### TASK OBJECTIVE
Count the lines below that contain the word "coordinate", and report only that number.

(Figure collection entries)

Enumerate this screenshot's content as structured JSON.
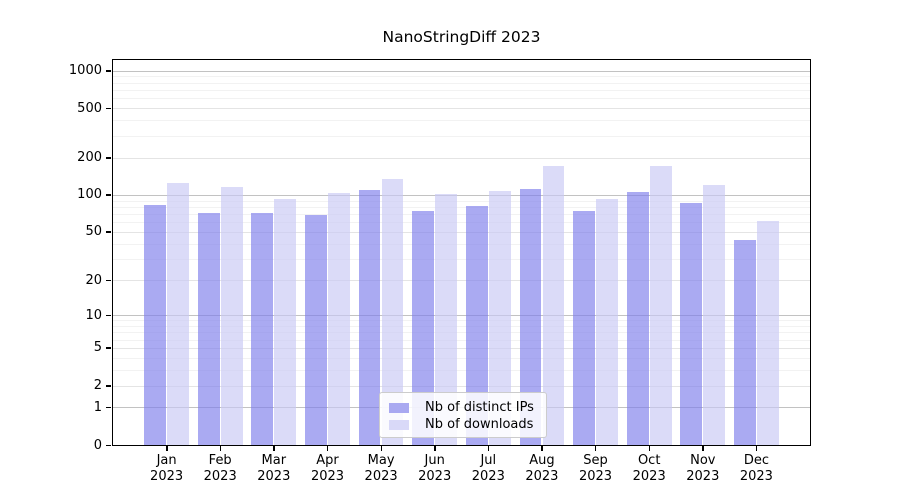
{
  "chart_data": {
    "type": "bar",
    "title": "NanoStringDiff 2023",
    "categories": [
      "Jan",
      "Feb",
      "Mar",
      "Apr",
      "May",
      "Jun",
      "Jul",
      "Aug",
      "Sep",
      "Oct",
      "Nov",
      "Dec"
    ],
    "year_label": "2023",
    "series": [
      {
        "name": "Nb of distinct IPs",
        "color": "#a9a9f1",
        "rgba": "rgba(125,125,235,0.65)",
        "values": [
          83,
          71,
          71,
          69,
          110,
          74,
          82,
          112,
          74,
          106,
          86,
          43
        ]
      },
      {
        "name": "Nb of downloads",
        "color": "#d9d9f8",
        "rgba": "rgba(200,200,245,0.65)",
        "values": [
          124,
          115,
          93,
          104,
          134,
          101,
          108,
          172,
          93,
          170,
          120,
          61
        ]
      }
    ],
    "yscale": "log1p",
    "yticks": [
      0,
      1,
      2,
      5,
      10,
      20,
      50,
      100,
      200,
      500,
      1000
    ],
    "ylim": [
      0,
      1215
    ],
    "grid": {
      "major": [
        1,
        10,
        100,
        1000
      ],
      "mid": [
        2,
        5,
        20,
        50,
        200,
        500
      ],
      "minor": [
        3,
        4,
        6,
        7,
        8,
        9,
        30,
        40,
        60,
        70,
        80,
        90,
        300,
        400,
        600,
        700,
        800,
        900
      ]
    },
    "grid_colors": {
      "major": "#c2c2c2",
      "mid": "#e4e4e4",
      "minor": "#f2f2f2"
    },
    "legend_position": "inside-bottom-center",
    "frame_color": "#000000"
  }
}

* * *

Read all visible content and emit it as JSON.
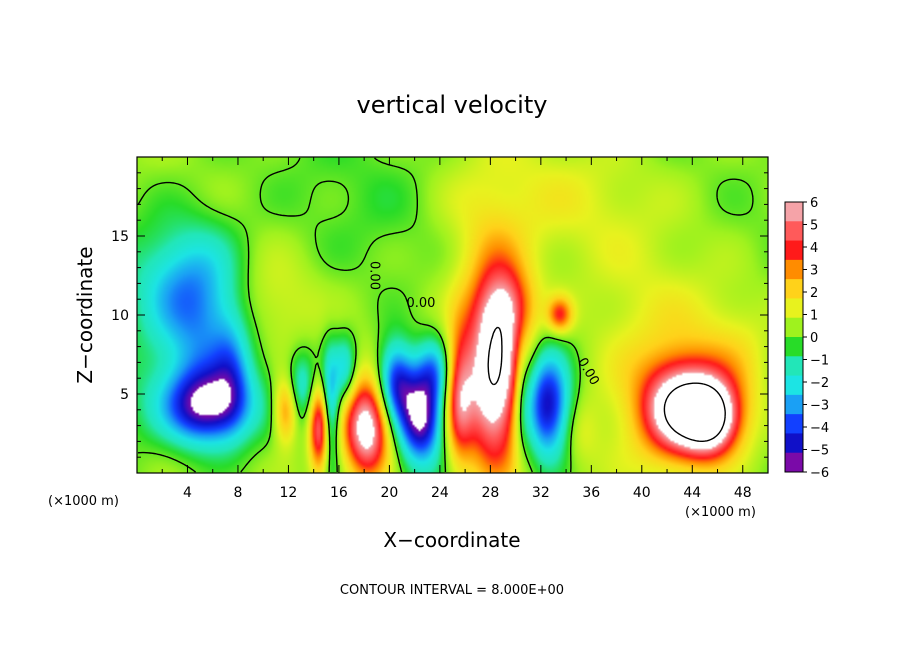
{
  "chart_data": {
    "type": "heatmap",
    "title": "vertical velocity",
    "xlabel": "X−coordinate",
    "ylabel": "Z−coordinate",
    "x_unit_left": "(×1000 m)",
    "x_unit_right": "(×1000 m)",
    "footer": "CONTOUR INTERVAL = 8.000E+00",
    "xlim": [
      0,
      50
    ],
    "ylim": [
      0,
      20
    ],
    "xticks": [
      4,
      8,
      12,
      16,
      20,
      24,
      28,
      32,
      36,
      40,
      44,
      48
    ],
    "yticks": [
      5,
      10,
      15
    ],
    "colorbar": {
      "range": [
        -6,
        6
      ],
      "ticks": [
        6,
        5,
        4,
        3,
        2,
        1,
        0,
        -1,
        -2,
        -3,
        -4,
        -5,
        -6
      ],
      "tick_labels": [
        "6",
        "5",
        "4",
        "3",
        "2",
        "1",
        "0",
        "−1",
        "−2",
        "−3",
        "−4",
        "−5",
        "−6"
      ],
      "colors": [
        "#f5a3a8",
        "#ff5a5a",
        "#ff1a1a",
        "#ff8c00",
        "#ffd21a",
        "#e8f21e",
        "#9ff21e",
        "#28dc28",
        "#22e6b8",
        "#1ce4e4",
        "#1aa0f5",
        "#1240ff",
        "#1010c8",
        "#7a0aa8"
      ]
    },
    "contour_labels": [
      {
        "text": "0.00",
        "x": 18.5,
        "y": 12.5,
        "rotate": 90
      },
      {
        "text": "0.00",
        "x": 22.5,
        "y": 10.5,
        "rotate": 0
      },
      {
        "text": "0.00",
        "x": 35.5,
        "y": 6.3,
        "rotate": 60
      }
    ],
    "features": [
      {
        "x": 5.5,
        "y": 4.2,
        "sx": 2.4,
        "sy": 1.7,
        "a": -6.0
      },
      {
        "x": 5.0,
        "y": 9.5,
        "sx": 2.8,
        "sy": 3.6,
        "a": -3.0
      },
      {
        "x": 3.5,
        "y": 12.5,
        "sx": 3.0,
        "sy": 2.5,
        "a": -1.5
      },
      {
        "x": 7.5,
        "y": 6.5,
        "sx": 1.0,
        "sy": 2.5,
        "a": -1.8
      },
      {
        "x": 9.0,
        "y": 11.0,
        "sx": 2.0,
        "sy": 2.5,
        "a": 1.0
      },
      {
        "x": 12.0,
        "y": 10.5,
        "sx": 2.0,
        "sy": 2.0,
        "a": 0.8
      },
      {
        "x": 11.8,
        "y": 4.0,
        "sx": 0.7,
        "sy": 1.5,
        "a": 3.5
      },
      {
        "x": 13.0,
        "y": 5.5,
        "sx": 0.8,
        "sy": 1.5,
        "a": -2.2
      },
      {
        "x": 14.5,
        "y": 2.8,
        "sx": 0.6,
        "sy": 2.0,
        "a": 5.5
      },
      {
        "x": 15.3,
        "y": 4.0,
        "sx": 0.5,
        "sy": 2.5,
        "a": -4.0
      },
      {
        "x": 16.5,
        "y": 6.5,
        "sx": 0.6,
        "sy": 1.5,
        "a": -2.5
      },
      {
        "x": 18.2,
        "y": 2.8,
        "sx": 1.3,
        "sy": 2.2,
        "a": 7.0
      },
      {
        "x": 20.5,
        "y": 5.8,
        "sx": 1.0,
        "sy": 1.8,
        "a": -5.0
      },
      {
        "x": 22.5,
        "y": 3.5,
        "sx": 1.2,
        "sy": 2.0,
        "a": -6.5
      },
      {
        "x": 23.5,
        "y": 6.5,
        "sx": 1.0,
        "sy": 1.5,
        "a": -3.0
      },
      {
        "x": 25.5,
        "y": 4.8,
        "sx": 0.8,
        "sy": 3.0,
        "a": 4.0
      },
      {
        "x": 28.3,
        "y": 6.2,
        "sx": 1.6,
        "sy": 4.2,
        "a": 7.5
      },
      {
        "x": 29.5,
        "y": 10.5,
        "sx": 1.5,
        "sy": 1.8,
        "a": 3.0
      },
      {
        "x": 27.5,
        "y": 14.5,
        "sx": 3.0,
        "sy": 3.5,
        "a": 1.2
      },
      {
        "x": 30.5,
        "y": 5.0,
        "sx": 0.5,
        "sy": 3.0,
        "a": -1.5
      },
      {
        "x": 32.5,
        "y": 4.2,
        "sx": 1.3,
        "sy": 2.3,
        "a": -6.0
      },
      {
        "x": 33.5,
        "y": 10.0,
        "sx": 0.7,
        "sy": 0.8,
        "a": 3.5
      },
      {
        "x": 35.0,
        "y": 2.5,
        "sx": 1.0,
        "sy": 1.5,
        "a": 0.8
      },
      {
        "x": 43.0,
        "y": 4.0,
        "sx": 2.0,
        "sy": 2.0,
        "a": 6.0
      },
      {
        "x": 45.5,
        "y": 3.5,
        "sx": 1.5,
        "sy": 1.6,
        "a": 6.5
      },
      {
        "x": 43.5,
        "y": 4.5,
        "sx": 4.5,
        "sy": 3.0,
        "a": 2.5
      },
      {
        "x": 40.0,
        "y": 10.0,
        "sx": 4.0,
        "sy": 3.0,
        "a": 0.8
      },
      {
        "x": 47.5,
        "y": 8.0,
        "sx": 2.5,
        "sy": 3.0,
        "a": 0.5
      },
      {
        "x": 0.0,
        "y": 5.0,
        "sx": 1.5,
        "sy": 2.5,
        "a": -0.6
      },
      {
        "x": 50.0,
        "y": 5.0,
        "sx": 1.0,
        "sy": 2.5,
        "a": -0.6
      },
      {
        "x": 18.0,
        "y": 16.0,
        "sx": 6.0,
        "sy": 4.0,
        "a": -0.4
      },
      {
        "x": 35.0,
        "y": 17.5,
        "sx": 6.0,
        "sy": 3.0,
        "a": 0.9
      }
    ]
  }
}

### ANSWER TO THE EXERCISE
2